Print all of the data exactly.

Data extracted from a collection
---*---

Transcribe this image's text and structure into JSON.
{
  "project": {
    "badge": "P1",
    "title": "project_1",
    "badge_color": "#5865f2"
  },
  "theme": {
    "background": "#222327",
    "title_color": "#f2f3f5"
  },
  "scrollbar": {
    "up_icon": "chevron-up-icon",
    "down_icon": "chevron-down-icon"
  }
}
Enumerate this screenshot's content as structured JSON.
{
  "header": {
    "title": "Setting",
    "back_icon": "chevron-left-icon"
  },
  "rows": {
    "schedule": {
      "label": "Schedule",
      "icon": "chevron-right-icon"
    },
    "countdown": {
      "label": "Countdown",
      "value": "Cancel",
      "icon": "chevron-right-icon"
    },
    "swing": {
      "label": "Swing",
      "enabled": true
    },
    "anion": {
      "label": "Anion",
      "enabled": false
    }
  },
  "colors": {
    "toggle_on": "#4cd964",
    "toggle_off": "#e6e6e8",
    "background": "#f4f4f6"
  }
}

---*---

▶ **Final result**:
Transcribe this image's text and structure into JSON.
{
  "project": {
    "badge": "P1",
    "title": "project_1",
    "badge_color": "#5865f2"
  },
  "theme": {
    "background": "#222327",
    "title_color": "#f2f3f5"
  },
  "scrollbar": {
    "up_icon": "chevron-up-icon",
    "down_icon": "chevron-down-icon"
  }
}
Enumerate this screenshot's content as structured JSON.
{
  "header": {
    "title": "Setting",
    "back_icon": "chevron-left-icon"
  },
  "rows": {
    "schedule": {
      "label": "Schedule",
      "icon": "chevron-right-icon"
    },
    "countdown": {
      "label": "Countdown",
      "value": "Cancel",
      "icon": "chevron-right-icon"
    },
    "swing": {
      "label": "Swing",
      "enabled": true
    },
    "anion": {
      "label": "Anion",
      "enabled": false
    }
  },
  "colors": {
    "toggle_on": "#4cd964",
    "toggle_off": "#e6e6e8",
    "background": "#f4f4f6"
  }
}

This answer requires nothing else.